(Collected data)
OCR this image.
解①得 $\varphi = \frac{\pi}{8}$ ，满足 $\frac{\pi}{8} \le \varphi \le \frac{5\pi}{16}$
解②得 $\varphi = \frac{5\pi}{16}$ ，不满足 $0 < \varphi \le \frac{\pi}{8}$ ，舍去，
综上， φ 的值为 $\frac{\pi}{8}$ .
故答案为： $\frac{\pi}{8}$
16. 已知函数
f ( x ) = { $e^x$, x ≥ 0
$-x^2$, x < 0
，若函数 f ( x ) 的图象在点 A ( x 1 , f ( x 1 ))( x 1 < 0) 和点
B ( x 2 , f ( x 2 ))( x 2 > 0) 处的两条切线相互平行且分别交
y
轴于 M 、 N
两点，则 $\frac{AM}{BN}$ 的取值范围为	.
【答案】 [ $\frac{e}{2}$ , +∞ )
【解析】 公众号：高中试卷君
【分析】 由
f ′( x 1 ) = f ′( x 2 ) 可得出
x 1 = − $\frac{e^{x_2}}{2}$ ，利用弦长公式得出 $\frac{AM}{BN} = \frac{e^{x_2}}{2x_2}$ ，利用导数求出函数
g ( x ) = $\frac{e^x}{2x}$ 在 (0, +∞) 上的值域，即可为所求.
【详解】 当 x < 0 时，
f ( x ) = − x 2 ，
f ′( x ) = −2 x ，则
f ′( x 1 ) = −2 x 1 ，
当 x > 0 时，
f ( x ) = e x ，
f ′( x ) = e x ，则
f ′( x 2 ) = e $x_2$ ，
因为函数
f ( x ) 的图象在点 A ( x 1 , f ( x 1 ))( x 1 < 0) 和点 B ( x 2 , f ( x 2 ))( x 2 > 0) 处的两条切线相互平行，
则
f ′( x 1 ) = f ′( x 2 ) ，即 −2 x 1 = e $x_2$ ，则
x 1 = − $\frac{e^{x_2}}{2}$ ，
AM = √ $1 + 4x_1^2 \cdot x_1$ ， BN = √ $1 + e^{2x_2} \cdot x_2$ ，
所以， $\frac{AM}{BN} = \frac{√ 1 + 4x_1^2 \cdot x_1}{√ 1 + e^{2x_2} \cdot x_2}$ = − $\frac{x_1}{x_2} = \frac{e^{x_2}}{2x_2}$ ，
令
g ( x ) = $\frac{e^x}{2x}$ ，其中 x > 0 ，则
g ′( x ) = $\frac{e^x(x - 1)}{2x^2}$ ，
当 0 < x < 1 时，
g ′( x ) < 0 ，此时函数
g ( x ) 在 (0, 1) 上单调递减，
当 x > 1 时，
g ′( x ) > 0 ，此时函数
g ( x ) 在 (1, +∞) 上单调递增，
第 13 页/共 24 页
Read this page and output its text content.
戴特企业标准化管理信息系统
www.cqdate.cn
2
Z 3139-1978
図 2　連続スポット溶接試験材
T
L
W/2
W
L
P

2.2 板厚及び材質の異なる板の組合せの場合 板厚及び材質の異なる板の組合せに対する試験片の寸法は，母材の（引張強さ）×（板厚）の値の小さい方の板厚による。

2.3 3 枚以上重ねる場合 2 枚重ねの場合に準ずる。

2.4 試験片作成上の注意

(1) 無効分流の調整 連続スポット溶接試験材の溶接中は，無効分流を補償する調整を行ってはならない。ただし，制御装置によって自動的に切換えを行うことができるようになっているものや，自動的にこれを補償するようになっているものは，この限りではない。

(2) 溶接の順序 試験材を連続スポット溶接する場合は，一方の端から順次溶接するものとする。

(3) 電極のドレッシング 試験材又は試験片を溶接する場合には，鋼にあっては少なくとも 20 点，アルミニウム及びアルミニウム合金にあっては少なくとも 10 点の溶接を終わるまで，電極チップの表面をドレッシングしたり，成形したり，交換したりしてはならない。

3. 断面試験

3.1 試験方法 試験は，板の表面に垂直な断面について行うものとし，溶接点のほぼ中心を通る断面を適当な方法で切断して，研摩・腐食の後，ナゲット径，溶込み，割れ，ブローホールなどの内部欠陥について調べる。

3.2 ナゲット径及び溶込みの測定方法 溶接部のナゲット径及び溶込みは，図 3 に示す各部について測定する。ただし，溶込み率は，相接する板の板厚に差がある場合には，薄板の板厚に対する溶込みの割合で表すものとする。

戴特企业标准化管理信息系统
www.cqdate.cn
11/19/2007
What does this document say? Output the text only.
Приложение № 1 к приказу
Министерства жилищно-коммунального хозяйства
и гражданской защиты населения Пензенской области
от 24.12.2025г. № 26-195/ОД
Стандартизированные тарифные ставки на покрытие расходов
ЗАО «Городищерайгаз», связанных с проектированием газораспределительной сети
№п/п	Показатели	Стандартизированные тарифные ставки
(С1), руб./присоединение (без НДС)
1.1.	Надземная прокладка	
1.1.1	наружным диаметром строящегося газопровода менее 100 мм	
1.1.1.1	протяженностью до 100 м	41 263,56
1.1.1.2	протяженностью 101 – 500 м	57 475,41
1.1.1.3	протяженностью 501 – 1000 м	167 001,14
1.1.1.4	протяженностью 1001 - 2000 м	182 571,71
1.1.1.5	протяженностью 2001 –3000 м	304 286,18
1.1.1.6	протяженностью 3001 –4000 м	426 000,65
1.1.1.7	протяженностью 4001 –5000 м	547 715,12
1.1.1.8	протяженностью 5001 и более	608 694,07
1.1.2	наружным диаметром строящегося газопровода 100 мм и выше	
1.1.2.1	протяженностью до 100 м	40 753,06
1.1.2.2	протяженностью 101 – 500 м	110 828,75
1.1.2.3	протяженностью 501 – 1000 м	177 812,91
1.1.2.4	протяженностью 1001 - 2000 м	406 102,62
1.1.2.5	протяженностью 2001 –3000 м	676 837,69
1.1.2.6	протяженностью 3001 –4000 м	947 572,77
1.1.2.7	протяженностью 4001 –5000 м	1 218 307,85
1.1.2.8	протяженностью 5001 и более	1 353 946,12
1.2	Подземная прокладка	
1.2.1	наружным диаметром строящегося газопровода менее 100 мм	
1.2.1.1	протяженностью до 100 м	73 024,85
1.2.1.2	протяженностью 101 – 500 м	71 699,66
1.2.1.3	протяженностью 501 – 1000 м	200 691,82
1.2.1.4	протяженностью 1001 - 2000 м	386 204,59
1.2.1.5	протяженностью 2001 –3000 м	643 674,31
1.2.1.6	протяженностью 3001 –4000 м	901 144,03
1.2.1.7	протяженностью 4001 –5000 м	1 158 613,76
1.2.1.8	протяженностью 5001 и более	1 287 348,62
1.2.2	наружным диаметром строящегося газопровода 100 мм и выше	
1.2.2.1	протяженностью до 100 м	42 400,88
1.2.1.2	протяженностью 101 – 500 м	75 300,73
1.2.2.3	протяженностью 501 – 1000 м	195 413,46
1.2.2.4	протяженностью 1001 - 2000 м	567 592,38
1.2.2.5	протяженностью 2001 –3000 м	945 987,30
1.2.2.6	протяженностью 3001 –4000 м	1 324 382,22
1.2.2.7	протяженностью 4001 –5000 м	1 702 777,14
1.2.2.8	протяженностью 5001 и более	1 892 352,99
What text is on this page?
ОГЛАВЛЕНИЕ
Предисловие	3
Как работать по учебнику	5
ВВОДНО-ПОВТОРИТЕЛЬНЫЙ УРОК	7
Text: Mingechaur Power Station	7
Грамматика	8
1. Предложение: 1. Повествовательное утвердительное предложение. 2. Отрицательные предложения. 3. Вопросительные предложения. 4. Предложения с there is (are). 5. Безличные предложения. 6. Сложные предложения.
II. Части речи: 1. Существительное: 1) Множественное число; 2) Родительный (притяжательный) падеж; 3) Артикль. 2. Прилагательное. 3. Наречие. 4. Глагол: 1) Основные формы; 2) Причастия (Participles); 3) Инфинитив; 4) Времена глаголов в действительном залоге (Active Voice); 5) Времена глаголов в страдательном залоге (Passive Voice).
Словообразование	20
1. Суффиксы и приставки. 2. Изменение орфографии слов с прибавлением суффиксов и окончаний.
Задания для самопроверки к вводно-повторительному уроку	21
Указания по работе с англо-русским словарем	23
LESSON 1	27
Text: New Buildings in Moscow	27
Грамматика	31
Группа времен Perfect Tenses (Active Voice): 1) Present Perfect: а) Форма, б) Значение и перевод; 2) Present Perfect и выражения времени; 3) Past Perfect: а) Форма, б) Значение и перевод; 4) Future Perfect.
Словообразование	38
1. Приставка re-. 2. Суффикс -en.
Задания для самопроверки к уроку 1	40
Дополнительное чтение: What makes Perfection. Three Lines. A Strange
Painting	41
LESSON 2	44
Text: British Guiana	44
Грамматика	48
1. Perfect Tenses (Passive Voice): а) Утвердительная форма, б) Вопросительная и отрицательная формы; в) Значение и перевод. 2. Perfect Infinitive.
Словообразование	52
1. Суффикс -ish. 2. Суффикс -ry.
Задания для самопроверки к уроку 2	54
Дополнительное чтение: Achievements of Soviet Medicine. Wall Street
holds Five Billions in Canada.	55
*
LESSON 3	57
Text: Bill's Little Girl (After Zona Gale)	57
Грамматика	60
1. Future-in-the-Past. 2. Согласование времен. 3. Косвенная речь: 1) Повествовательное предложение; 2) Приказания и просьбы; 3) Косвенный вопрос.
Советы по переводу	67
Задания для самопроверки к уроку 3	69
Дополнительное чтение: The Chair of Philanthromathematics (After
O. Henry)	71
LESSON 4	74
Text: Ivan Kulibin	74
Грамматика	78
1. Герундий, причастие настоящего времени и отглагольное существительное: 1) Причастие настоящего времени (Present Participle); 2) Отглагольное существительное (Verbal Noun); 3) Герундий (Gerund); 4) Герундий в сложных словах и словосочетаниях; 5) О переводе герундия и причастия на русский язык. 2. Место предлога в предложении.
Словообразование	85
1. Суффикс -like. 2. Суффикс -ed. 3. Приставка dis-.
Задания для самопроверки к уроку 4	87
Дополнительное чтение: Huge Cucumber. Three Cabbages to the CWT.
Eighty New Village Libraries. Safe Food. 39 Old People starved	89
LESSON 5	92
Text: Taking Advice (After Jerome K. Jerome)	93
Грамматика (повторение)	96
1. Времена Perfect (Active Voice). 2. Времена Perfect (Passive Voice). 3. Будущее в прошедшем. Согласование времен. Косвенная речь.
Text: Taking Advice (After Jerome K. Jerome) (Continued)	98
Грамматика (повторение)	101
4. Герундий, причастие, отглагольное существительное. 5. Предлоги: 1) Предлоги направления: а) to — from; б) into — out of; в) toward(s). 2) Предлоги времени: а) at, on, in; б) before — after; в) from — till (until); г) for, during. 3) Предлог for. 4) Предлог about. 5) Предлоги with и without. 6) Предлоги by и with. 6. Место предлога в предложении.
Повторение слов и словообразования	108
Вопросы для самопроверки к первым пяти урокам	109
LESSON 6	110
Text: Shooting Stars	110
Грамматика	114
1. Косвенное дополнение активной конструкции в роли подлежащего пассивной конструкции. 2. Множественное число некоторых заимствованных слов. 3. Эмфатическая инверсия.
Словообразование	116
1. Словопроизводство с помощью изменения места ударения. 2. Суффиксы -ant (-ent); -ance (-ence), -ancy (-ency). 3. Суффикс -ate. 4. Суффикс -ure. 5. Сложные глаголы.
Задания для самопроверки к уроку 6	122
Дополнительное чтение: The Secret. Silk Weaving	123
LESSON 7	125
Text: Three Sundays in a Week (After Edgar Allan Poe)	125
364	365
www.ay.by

**DIRECTION:**
Identify the lines above with the word "более". Copy them.

**THE COMPLETED TASK:**
1.1.1.8	протяженностью 5001 и более	608 694,07
1.1.2.8	протяженностью 5001 и более	1 353 946,12
1.2.1.8	протяженностью 5001 и более	1 287 348,62
1.2.2.8	протяженностью 5001 и более	1 892 352,99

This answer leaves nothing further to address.